TO BE DONE =>
Word for word, print each line of the listing below; pictures stay out.

--- BEGIN RECORD SET ---

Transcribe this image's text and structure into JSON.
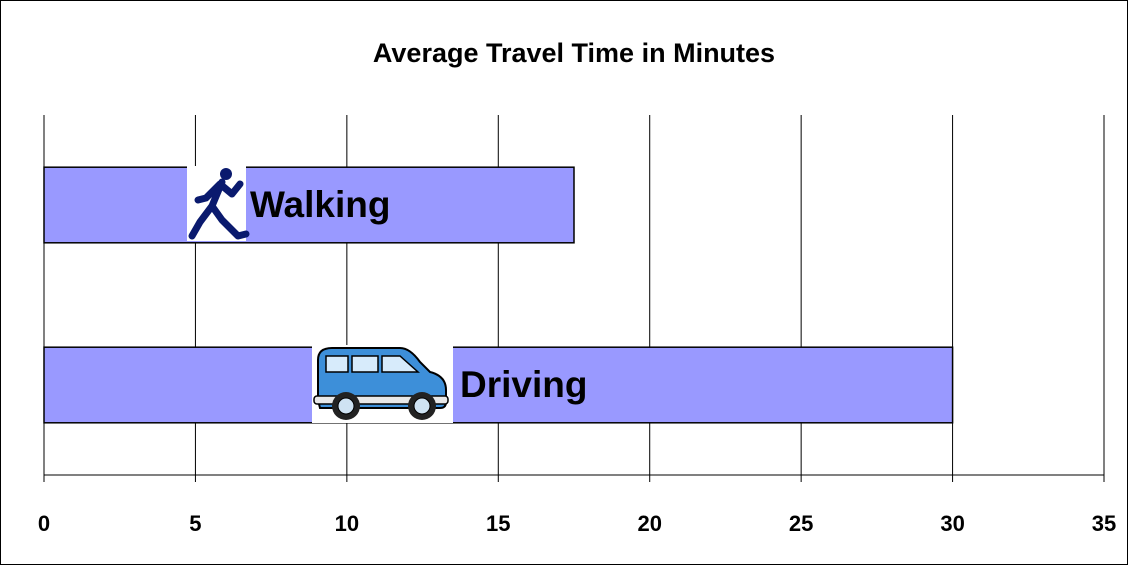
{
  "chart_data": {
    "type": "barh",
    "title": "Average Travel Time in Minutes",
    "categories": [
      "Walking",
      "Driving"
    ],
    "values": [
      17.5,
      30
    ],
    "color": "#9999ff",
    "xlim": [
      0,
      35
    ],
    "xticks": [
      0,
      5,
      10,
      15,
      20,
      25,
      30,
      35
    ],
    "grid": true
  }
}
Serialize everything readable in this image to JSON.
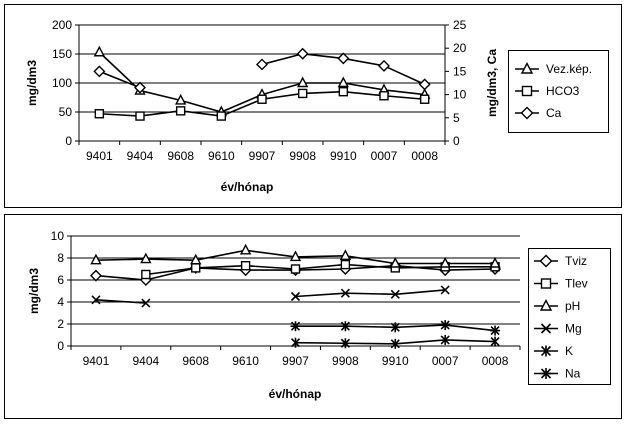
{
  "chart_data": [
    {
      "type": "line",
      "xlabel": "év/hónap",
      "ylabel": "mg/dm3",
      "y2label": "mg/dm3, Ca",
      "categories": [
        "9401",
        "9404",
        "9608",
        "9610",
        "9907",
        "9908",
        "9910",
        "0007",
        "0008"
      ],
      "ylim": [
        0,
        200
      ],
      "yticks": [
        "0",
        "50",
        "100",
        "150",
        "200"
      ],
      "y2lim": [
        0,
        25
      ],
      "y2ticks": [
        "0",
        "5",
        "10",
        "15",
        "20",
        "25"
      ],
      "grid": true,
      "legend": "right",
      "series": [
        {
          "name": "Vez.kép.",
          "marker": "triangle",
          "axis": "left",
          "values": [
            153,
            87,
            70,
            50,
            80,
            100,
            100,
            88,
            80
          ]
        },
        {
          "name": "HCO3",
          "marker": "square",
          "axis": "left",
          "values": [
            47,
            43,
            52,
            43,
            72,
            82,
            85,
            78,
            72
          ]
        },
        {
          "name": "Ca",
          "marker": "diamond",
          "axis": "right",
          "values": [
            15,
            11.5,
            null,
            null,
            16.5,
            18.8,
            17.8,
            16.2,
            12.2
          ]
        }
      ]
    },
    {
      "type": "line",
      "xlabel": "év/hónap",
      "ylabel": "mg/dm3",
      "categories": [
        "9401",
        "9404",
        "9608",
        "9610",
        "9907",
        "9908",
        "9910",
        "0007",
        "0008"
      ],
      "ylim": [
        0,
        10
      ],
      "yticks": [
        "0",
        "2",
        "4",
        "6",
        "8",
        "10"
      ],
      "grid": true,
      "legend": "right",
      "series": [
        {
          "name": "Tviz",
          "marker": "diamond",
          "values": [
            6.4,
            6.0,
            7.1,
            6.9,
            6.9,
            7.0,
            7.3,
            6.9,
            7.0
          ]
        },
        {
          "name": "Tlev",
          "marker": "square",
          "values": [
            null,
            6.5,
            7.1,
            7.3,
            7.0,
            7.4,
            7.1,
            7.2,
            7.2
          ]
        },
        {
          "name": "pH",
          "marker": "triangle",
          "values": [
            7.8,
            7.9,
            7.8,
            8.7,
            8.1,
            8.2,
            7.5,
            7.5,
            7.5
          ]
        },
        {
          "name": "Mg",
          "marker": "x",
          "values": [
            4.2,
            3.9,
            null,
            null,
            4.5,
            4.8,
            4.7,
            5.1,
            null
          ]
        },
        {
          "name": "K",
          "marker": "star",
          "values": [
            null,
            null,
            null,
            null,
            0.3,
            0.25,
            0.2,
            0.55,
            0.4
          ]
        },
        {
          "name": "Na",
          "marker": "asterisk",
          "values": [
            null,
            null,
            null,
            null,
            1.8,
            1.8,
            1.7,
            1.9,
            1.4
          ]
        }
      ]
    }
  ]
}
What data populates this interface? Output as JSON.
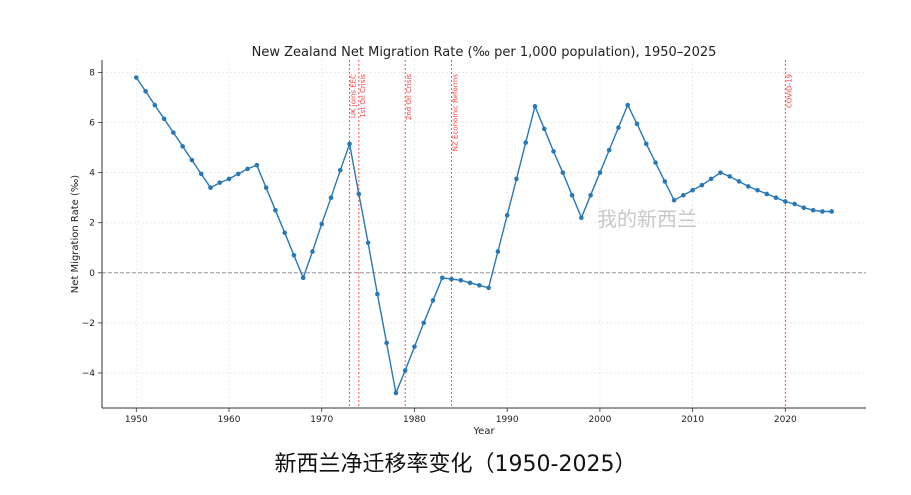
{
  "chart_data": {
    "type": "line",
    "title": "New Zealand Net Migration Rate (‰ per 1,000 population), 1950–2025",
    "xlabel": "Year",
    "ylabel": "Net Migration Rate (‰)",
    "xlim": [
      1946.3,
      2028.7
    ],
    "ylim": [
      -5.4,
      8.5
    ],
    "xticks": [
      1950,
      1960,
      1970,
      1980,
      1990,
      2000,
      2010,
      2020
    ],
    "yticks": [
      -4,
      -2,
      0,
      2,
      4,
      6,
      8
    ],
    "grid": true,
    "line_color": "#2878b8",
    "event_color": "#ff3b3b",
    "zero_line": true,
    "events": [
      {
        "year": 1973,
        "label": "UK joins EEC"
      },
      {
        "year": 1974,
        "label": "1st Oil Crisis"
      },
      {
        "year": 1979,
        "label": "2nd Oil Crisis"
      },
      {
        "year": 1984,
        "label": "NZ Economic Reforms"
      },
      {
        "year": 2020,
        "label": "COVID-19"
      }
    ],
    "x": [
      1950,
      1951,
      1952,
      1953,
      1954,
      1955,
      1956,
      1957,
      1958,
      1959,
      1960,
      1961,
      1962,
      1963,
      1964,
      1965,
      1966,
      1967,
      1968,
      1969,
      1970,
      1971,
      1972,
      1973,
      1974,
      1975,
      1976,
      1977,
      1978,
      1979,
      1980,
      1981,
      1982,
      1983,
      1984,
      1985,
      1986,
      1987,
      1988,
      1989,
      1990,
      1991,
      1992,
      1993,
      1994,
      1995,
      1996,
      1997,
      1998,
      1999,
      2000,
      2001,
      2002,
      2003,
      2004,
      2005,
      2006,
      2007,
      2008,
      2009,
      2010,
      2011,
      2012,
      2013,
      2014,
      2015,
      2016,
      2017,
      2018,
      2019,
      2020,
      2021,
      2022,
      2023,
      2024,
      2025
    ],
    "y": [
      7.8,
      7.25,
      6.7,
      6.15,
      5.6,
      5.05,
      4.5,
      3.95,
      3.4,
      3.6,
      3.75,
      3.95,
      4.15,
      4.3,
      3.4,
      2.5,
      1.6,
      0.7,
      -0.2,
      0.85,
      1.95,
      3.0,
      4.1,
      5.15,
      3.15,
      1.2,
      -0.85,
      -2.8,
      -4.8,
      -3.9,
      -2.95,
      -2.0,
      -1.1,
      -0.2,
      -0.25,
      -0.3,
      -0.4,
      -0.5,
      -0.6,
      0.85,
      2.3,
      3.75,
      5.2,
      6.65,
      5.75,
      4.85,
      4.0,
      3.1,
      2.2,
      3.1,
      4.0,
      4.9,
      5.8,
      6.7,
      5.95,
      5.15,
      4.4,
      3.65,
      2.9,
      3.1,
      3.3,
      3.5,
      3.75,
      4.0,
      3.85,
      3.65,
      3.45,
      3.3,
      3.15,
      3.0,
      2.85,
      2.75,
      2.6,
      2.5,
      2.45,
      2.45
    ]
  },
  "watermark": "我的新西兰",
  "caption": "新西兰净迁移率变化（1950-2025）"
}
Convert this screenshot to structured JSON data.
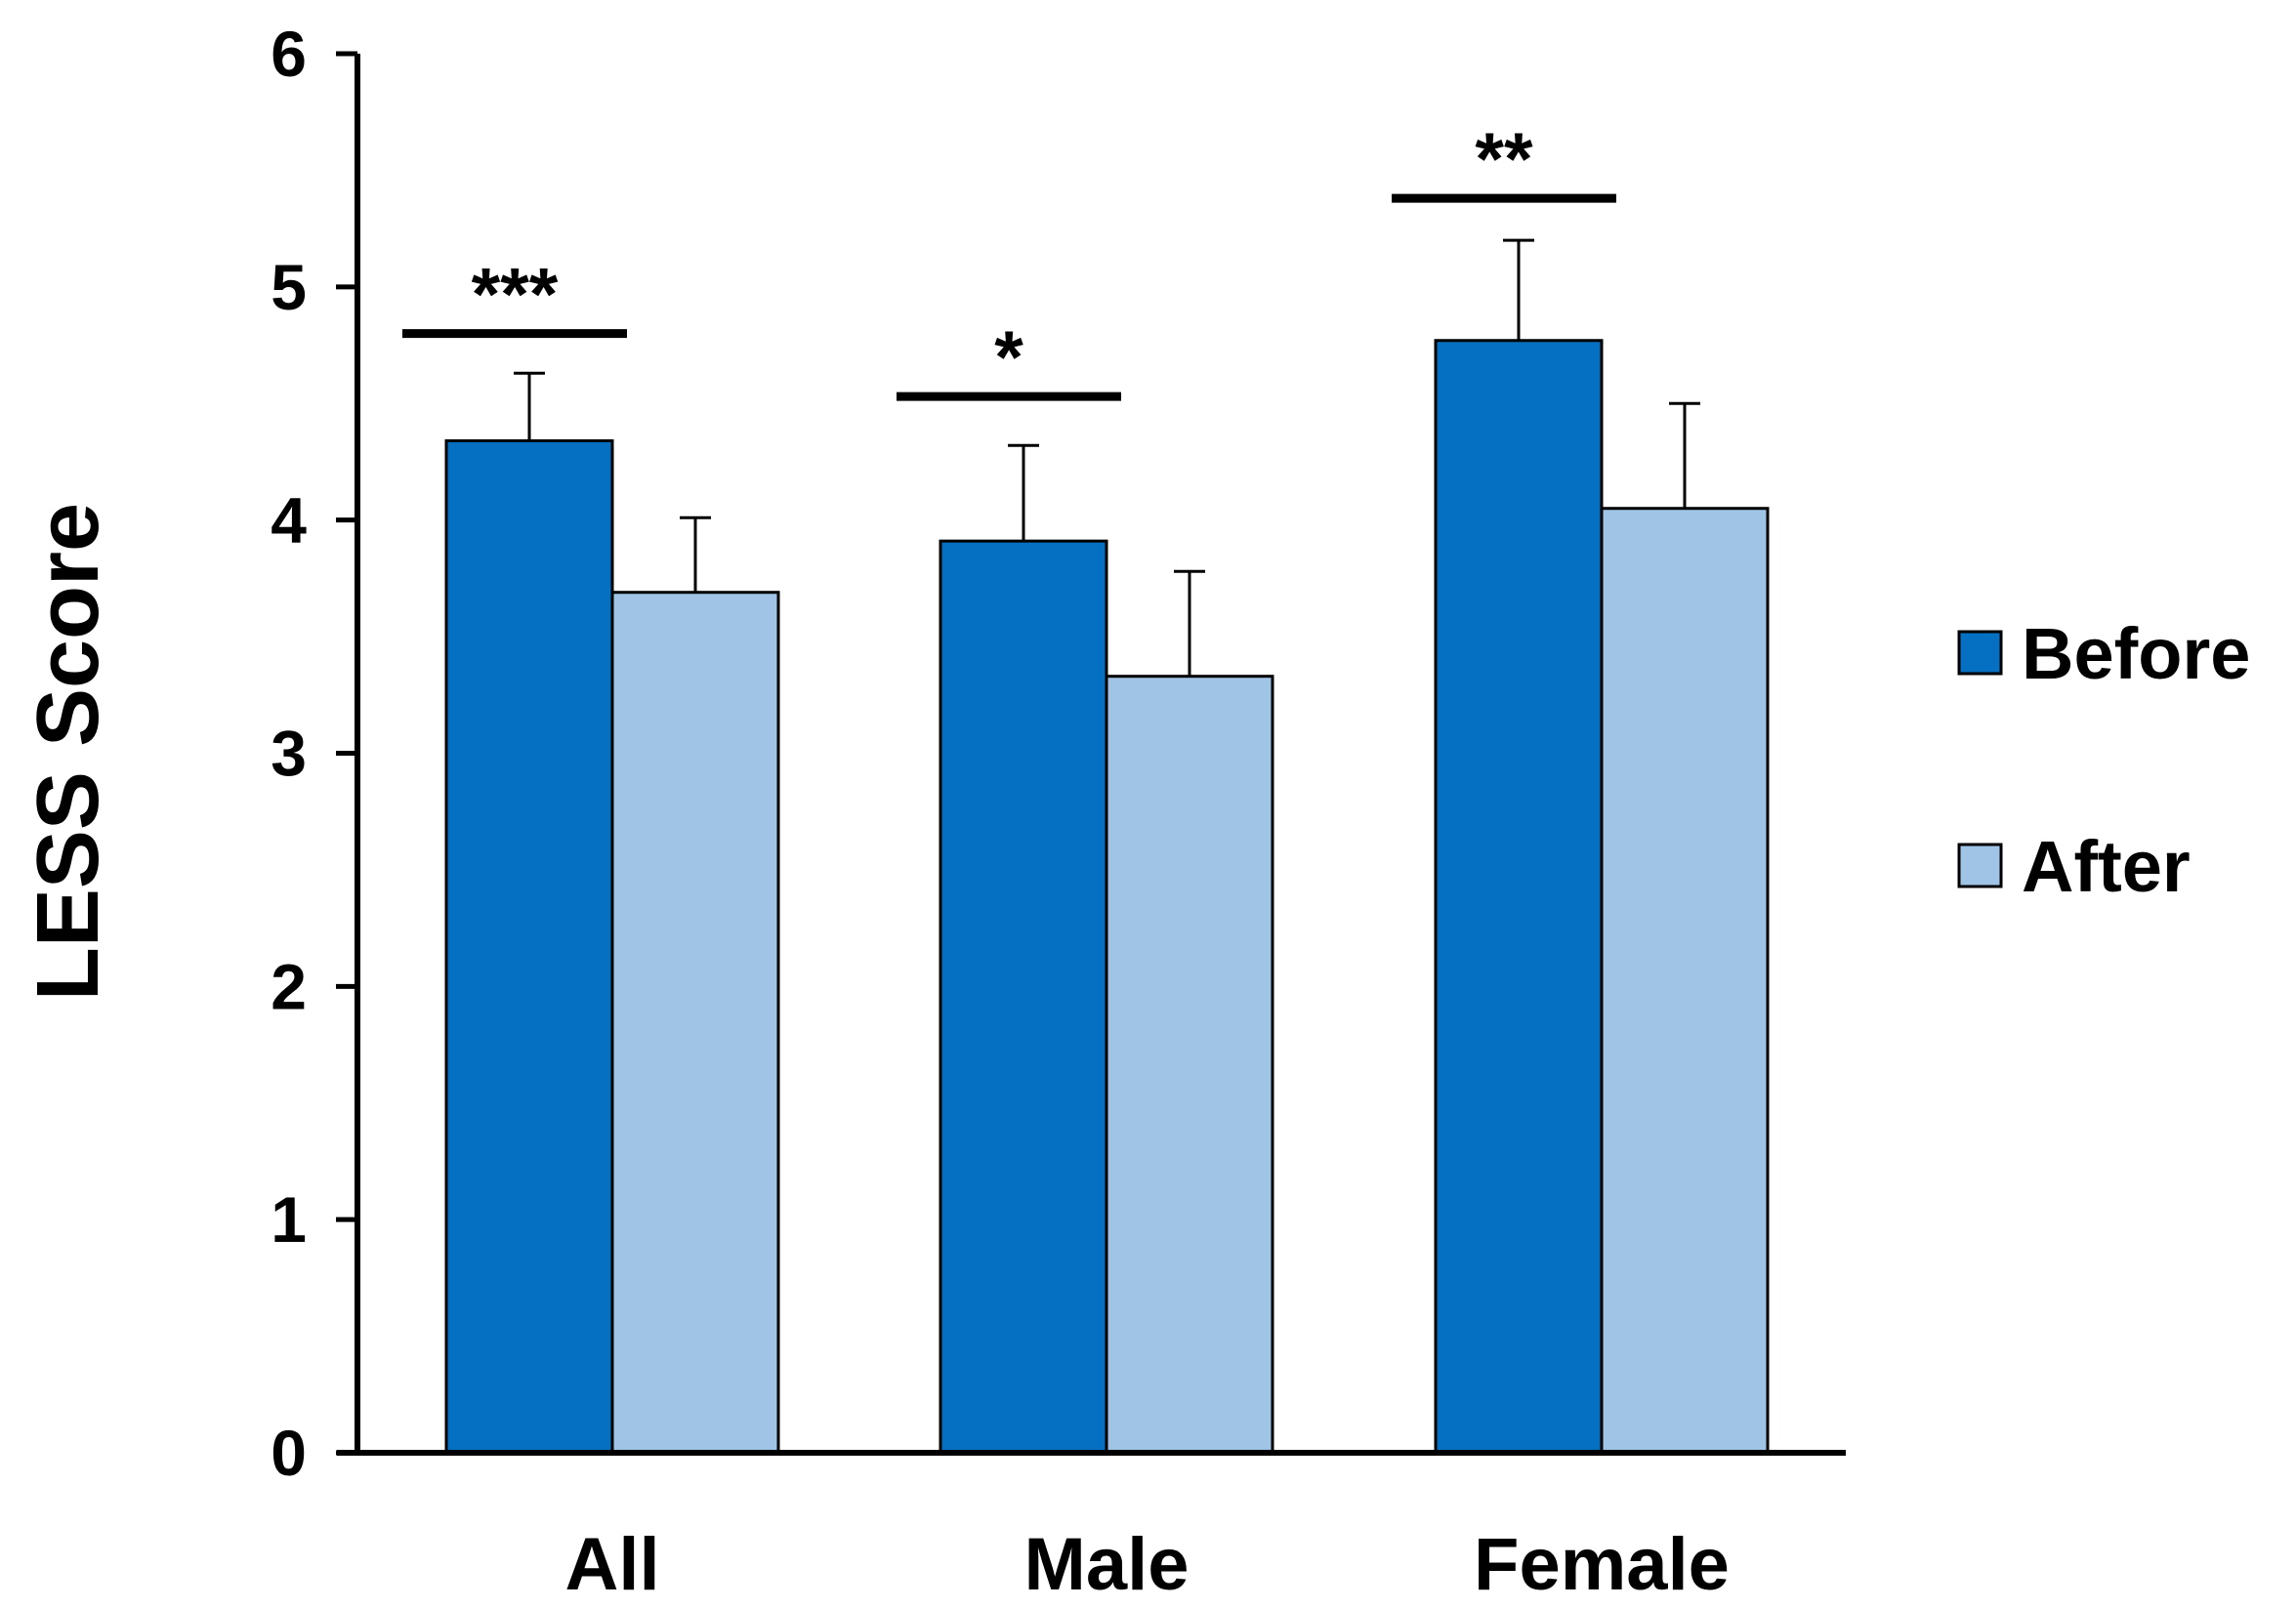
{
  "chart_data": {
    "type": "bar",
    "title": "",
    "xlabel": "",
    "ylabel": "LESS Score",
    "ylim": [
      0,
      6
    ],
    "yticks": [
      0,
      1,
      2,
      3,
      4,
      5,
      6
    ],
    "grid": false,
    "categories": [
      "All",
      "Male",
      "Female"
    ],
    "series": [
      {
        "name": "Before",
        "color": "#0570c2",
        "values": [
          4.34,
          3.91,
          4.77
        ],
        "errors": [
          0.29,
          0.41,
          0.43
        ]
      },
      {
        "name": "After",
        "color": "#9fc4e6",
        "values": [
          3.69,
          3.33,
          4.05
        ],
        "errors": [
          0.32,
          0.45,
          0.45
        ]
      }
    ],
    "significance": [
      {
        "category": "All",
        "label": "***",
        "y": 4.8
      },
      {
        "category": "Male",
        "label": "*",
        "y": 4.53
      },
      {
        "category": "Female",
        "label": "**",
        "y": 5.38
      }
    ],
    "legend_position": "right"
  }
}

--- END RECORD SET ---

EXPECTED OUTPUT =>
Transcribe this image's text and structure into JSON.
{
  "chart_data": {
    "type": "barh",
    "title": "Average Travel Time in Minutes",
    "categories": [
      "Walking",
      "Driving"
    ],
    "values": [
      17.5,
      30
    ],
    "color": "#9999ff",
    "xlim": [
      0,
      35
    ],
    "xticks": [
      0,
      5,
      10,
      15,
      20,
      25,
      30,
      35
    ],
    "grid": true
  }
}
Serialize everything readable in this image to JSON.
{
  "chart_data": [
    {
      "type": "line",
      "xlabel": "év/hónap",
      "ylabel": "mg/dm3",
      "y2label": "mg/dm3, Ca",
      "categories": [
        "9401",
        "9404",
        "9608",
        "9610",
        "9907",
        "9908",
        "9910",
        "0007",
        "0008"
      ],
      "ylim": [
        0,
        200
      ],
      "yticks": [
        "0",
        "50",
        "100",
        "150",
        "200"
      ],
      "y2lim": [
        0,
        25
      ],
      "y2ticks": [
        "0",
        "5",
        "10",
        "15",
        "20",
        "25"
      ],
      "grid": true,
      "legend": "right",
      "series": [
        {
          "name": "Vez.kép.",
          "marker": "triangle",
          "axis": "left",
          "values": [
            153,
            87,
            70,
            50,
            80,
            100,
            100,
            88,
            80
          ]
        },
        {
          "name": "HCO3",
          "marker": "square",
          "axis": "left",
          "values": [
            47,
            43,
            52,
            43,
            72,
            82,
            85,
            78,
            72
          ]
        },
        {
          "name": "Ca",
          "marker": "diamond",
          "axis": "right",
          "values": [
            15,
            11.5,
            null,
            null,
            16.5,
            18.8,
            17.8,
            16.2,
            12.2
          ]
        }
      ]
    },
    {
      "type": "line",
      "xlabel": "év/hónap",
      "ylabel": "mg/dm3",
      "categories": [
        "9401",
        "9404",
        "9608",
        "9610",
        "9907",
        "9908",
        "9910",
        "0007",
        "0008"
      ],
      "ylim": [
        0,
        10
      ],
      "yticks": [
        "0",
        "2",
        "4",
        "6",
        "8",
        "10"
      ],
      "grid": true,
      "legend": "right",
      "series": [
        {
          "name": "Tviz",
          "marker": "diamond",
          "values": [
            6.4,
            6.0,
            7.1,
            6.9,
            6.9,
            7.0,
            7.3,
            6.9,
            7.0
          ]
        },
        {
          "name": "Tlev",
          "marker": "square",
          "values": [
            null,
            6.5,
            7.1,
            7.3,
            7.0,
            7.4,
            7.1,
            7.2,
            7.2
          ]
        },
        {
          "name": "pH",
          "marker": "triangle",
          "values": [
            7.8,
            7.9,
            7.8,
            8.7,
            8.1,
            8.2,
            7.5,
            7.5,
            7.5
          ]
        },
        {
          "name": "Mg",
          "marker": "x",
          "values": [
            4.2,
            3.9,
            null,
            null,
            4.5,
            4.8,
            4.7,
            5.1,
            null
          ]
        },
        {
          "name": "K",
          "marker": "star",
          "values": [
            null,
            null,
            null,
            null,
            0.3,
            0.25,
            0.2,
            0.55,
            0.4
          ]
        },
        {
          "name": "Na",
          "marker": "asterisk",
          "values": [
            null,
            null,
            null,
            null,
            1.8,
            1.8,
            1.7,
            1.9,
            1.4
          ]
        }
      ]
    }
  ]
}
What data populates this interface? Output as JSON.
{
  "chart_data": {
    "type": "line",
    "title": "New Zealand Net Migration Rate (‰ per 1,000 population), 1950–2025",
    "xlabel": "Year",
    "ylabel": "Net Migration Rate (‰)",
    "xlim": [
      1946.3,
      2028.7
    ],
    "ylim": [
      -5.4,
      8.5
    ],
    "xticks": [
      1950,
      1960,
      1970,
      1980,
      1990,
      2000,
      2010,
      2020
    ],
    "yticks": [
      -4,
      -2,
      0,
      2,
      4,
      6,
      8
    ],
    "grid": true,
    "line_color": "#2878b8",
    "event_color": "#ff3b3b",
    "zero_line": true,
    "events": [
      {
        "year": 1973,
        "label": "UK joins EEC"
      },
      {
        "year": 1974,
        "label": "1st Oil Crisis"
      },
      {
        "year": 1979,
        "label": "2nd Oil Crisis"
      },
      {
        "year": 1984,
        "label": "NZ Economic Reforms"
      },
      {
        "year": 2020,
        "label": "COVID-19"
      }
    ],
    "x": [
      1950,
      1951,
      1952,
      1953,
      1954,
      1955,
      1956,
      1957,
      1958,
      1959,
      1960,
      1961,
      1962,
      1963,
      1964,
      1965,
      1966,
      1967,
      1968,
      1969,
      1970,
      1971,
      1972,
      1973,
      1974,
      1975,
      1976,
      1977,
      1978,
      1979,
      1980,
      1981,
      1982,
      1983,
      1984,
      1985,
      1986,
      1987,
      1988,
      1989,
      1990,
      1991,
      1992,
      1993,
      1994,
      1995,
      1996,
      1997,
      1998,
      1999,
      2000,
      2001,
      2002,
      2003,
      2004,
      2005,
      2006,
      2007,
      2008,
      2009,
      2010,
      2011,
      2012,
      2013,
      2014,
      2015,
      2016,
      2017,
      2018,
      2019,
      2020,
      2021,
      2022,
      2023,
      2024,
      2025
    ],
    "y": [
      7.8,
      7.25,
      6.7,
      6.15,
      5.6,
      5.05,
      4.5,
      3.95,
      3.4,
      3.6,
      3.75,
      3.95,
      4.15,
      4.3,
      3.4,
      2.5,
      1.6,
      0.7,
      -0.2,
      0.85,
      1.95,
      3.0,
      4.1,
      5.15,
      3.15,
      1.2,
      -0.85,
      -2.8,
      -4.8,
      -3.9,
      -2.95,
      -2.0,
      -1.1,
      -0.2,
      -0.25,
      -0.3,
      -0.4,
      -0.5,
      -0.6,
      0.85,
      2.3,
      3.75,
      5.2,
      6.65,
      5.75,
      4.85,
      4.0,
      3.1,
      2.2,
      3.1,
      4.0,
      4.9,
      5.8,
      6.7,
      5.95,
      5.15,
      4.4,
      3.65,
      2.9,
      3.1,
      3.3,
      3.5,
      3.75,
      4.0,
      3.85,
      3.65,
      3.45,
      3.3,
      3.15,
      3.0,
      2.85,
      2.75,
      2.6,
      2.5,
      2.45,
      2.45
    ]
  },
  "watermark": "我的新西兰",
  "caption": "新西兰净迁移率变化（1950-2025）"
}
Convert this screenshot to structured JSON data.
{
  "chart_data": {
    "type": "bar",
    "title": "",
    "xlabel": "",
    "ylabel": "LESS Score",
    "ylim": [
      0,
      6
    ],
    "yticks": [
      0,
      1,
      2,
      3,
      4,
      5,
      6
    ],
    "grid": false,
    "categories": [
      "All",
      "Male",
      "Female"
    ],
    "series": [
      {
        "name": "Before",
        "color": "#0570c2",
        "values": [
          4.34,
          3.91,
          4.77
        ],
        "errors": [
          0.29,
          0.41,
          0.43
        ]
      },
      {
        "name": "After",
        "color": "#9fc4e6",
        "values": [
          3.69,
          3.33,
          4.05
        ],
        "errors": [
          0.32,
          0.45,
          0.45
        ]
      }
    ],
    "significance": [
      {
        "category": "All",
        "label": "***",
        "y": 4.8
      },
      {
        "category": "Male",
        "label": "*",
        "y": 4.53
      },
      {
        "category": "Female",
        "label": "**",
        "y": 5.38
      }
    ],
    "legend_position": "right"
  }
}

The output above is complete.